:: Directions ::
Show every line in the records below that contains the word "equities".

:: Exercise materials ::

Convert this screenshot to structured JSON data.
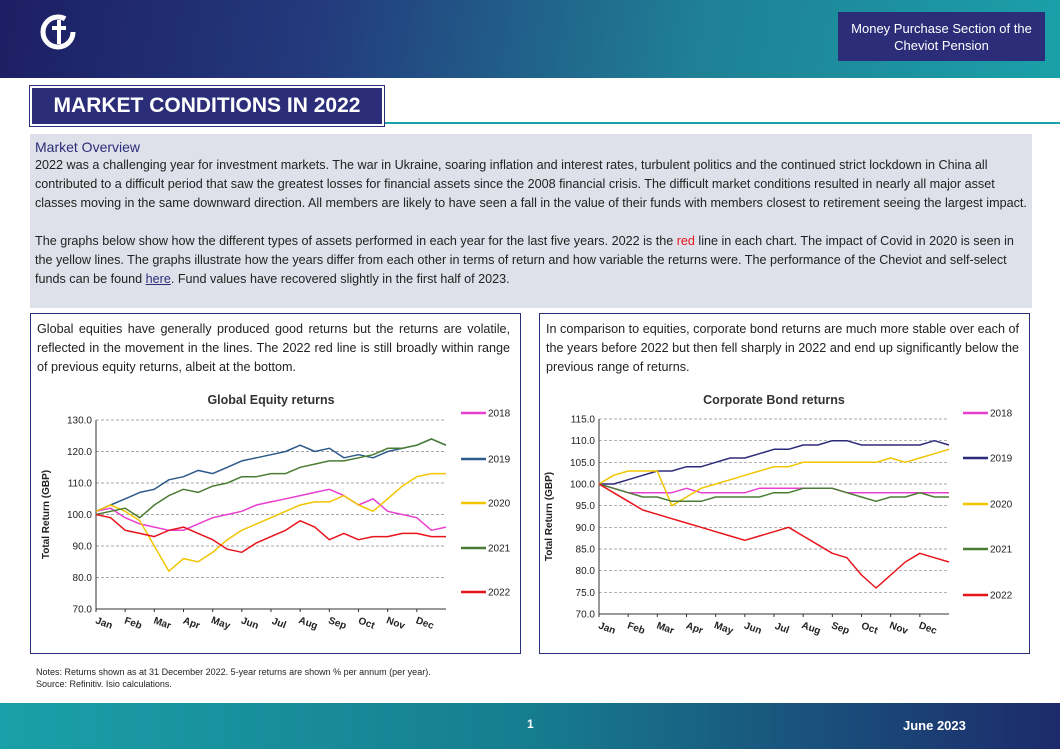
{
  "header": {
    "section": "Money Purchase Section of the Cheviot Pension",
    "title": "MARKET CONDITIONS IN 2022"
  },
  "overview": {
    "heading": "Market Overview",
    "paragraph_1": "2022 was a challenging year for investment markets. The war in Ukraine, soaring inflation and interest rates, turbulent politics and the continued strict lockdown in China all contributed to a difficult period that saw the greatest losses for financial assets since the 2008 financial crisis. The difficult market conditions resulted in nearly all major asset classes moving in the same downward direction. All members are likely to have seen a fall in the value of their funds with members closest to retirement seeing the largest impact.",
    "paragraph_2": [
      "The graphs below show how the different types of assets performed in each year for the last five years. 2022 is the ",
      "red",
      " line in each chart. The impact of Covid in 2020 is seen in the yellow lines. The graphs illustrate how the years differ from each other in terms of return and how variable the returns were. The performance of the Cheviot and self-select funds can be found ",
      "here",
      ". Fund values have recovered slightly in the first half of 2023."
    ]
  },
  "chart_data": [
    {
      "type": "line",
      "description": "Global equities have generally produced good returns but the returns are volatile, reflected in the movement in the lines. The 2022 red line is still broadly within range of previous equity returns, albeit at the bottom.",
      "title": "Global Equity returns",
      "y_label": "Total Return (GBP)",
      "xlim": [
        0,
        12
      ],
      "xticks": [
        {
          "value": 0,
          "label": "Jan"
        },
        {
          "value": 1,
          "label": "Feb"
        },
        {
          "value": 2,
          "label": "Mar"
        },
        {
          "value": 3,
          "label": "Apr"
        },
        {
          "value": 4,
          "label": "May"
        },
        {
          "value": 5,
          "label": "Jun"
        },
        {
          "value": 6,
          "label": "Jul"
        },
        {
          "value": 7,
          "label": "Aug"
        },
        {
          "value": 8,
          "label": "Sep"
        },
        {
          "value": 9,
          "label": "Oct"
        },
        {
          "value": 10,
          "label": "Nov"
        },
        {
          "value": 11,
          "label": "Dec"
        }
      ],
      "x": [
        0,
        0.5,
        1,
        1.5,
        2,
        2.5,
        3,
        3.5,
        4,
        4.5,
        5,
        5.5,
        6,
        6.5,
        7,
        7.5,
        8,
        8.5,
        9,
        9.5,
        10,
        10.5,
        11,
        11.5,
        12
      ],
      "ylim": [
        70,
        130
      ],
      "yticks": [
        {
          "value": 70,
          "label": "70.0"
        },
        {
          "value": 80,
          "label": "80.0"
        },
        {
          "value": 90,
          "label": "90.0"
        },
        {
          "value": 100,
          "label": "100.0"
        },
        {
          "value": 110,
          "label": "110.0"
        },
        {
          "value": 120,
          "label": "120.0"
        },
        {
          "value": 130,
          "label": "130.0"
        }
      ],
      "grid": true,
      "series": [
        {
          "name": "2018",
          "color": "#e83fd0",
          "values": [
            101,
            102,
            99,
            97,
            96,
            95,
            95,
            97,
            99,
            100,
            101,
            103,
            104,
            105,
            106,
            107,
            108,
            106,
            103,
            105,
            101,
            100,
            99,
            95,
            96
          ]
        },
        {
          "name": "2019",
          "color": "#2c5a8c",
          "values": [
            101,
            103,
            105,
            107,
            108,
            111,
            112,
            114,
            113,
            115,
            117,
            118,
            119,
            120,
            122,
            120,
            121,
            118,
            119,
            118,
            120,
            121,
            122,
            124,
            122
          ]
        },
        {
          "name": "2020",
          "color": "#f2c500",
          "values": [
            101,
            103,
            101,
            98,
            90,
            82,
            86,
            85,
            88,
            92,
            95,
            97,
            99,
            101,
            103,
            104,
            104,
            106,
            103,
            101,
            105,
            109,
            112,
            113,
            113
          ]
        },
        {
          "name": "2021",
          "color": "#4a7d33",
          "values": [
            100,
            101,
            102,
            99,
            103,
            106,
            108,
            107,
            109,
            110,
            112,
            112,
            113,
            113,
            115,
            116,
            117,
            117,
            118,
            119,
            121,
            121,
            122,
            124,
            122
          ]
        },
        {
          "name": "2022",
          "color": "#e8141b",
          "values": [
            100,
            99,
            95,
            94,
            93,
            95,
            96,
            94,
            92,
            89,
            88,
            91,
            93,
            95,
            98,
            96,
            92,
            94,
            92,
            93,
            93,
            94,
            94,
            93,
            93
          ]
        }
      ]
    },
    {
      "type": "line",
      "description": "In comparison to equities, corporate bond returns are much more stable over each of the years before 2022 but then fell sharply in 2022 and end up significantly below the previous range of returns.",
      "title": "Corporate Bond returns",
      "y_label": "Total Return (GBP)",
      "xlim": [
        0,
        12
      ],
      "xticks": [
        {
          "value": 0,
          "label": "Jan"
        },
        {
          "value": 1,
          "label": "Feb"
        },
        {
          "value": 2,
          "label": "Mar"
        },
        {
          "value": 3,
          "label": "Apr"
        },
        {
          "value": 4,
          "label": "May"
        },
        {
          "value": 5,
          "label": "Jun"
        },
        {
          "value": 6,
          "label": "Jul"
        },
        {
          "value": 7,
          "label": "Aug"
        },
        {
          "value": 8,
          "label": "Sep"
        },
        {
          "value": 9,
          "label": "Oct"
        },
        {
          "value": 10,
          "label": "Nov"
        },
        {
          "value": 11,
          "label": "Dec"
        }
      ],
      "x": [
        0,
        0.5,
        1,
        1.5,
        2,
        2.5,
        3,
        3.5,
        4,
        4.5,
        5,
        5.5,
        6,
        6.5,
        7,
        7.5,
        8,
        8.5,
        9,
        9.5,
        10,
        10.5,
        11,
        11.5,
        12
      ],
      "ylim": [
        70,
        115
      ],
      "yticks": [
        {
          "value": 70,
          "label": "70.0"
        },
        {
          "value": 75,
          "label": "75.0"
        },
        {
          "value": 80,
          "label": "80.0"
        },
        {
          "value": 85,
          "label": "85.0"
        },
        {
          "value": 90,
          "label": "90.0"
        },
        {
          "value": 95,
          "label": "95.0"
        },
        {
          "value": 100,
          "label": "100.0"
        },
        {
          "value": 105,
          "label": "105.0"
        },
        {
          "value": 110,
          "label": "110.0"
        },
        {
          "value": 115,
          "label": "115.0"
        }
      ],
      "grid": true,
      "series": [
        {
          "name": "2018",
          "color": "#e83fd0",
          "values": [
            100,
            99,
            98,
            98,
            98,
            98,
            99,
            98,
            98,
            98,
            98,
            99,
            99,
            99,
            99,
            99,
            99,
            98,
            98,
            98,
            98,
            98,
            98,
            98,
            98
          ]
        },
        {
          "name": "2019",
          "color": "#2e2a7a",
          "values": [
            100,
            100,
            101,
            102,
            103,
            103,
            104,
            104,
            105,
            106,
            106,
            107,
            108,
            108,
            109,
            109,
            110,
            110,
            109,
            109,
            109,
            109,
            109,
            110,
            109
          ]
        },
        {
          "name": "2020",
          "color": "#f2c500",
          "values": [
            100,
            102,
            103,
            103,
            103,
            95,
            97,
            99,
            100,
            101,
            102,
            103,
            104,
            104,
            105,
            105,
            105,
            105,
            105,
            105,
            106,
            105,
            106,
            107,
            108
          ]
        },
        {
          "name": "2021",
          "color": "#4a7d33",
          "values": [
            100,
            99,
            98,
            97,
            97,
            96,
            96,
            96,
            97,
            97,
            97,
            97,
            98,
            98,
            99,
            99,
            99,
            98,
            97,
            96,
            97,
            97,
            98,
            97,
            97
          ]
        },
        {
          "name": "2022",
          "color": "#e8141b",
          "values": [
            100,
            98,
            96,
            94,
            93,
            92,
            91,
            90,
            89,
            88,
            87,
            88,
            89,
            90,
            88,
            86,
            84,
            83,
            79,
            76,
            79,
            82,
            84,
            83,
            82
          ]
        }
      ]
    }
  ],
  "notes": [
    "Notes: Returns shown as at 31 December 2022. 5-year returns are shown % per annum (per year).",
    "Source: Refinitiv. Isio calculations."
  ],
  "footer": {
    "page": "1",
    "date": "June 2023"
  }
}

:: Exercise result ::
      "description": "Global equities have generally produced good returns but the returns are volatile, reflected in the movement in the lines. The 2022 red line is still broadly within range of previous equity returns, albeit at the bottom.",
      "description": "In comparison to equities, corporate bond returns are much more stable over each of the years before 2022 but then fell sharply in 2022 and end up significantly below the previous range of returns.",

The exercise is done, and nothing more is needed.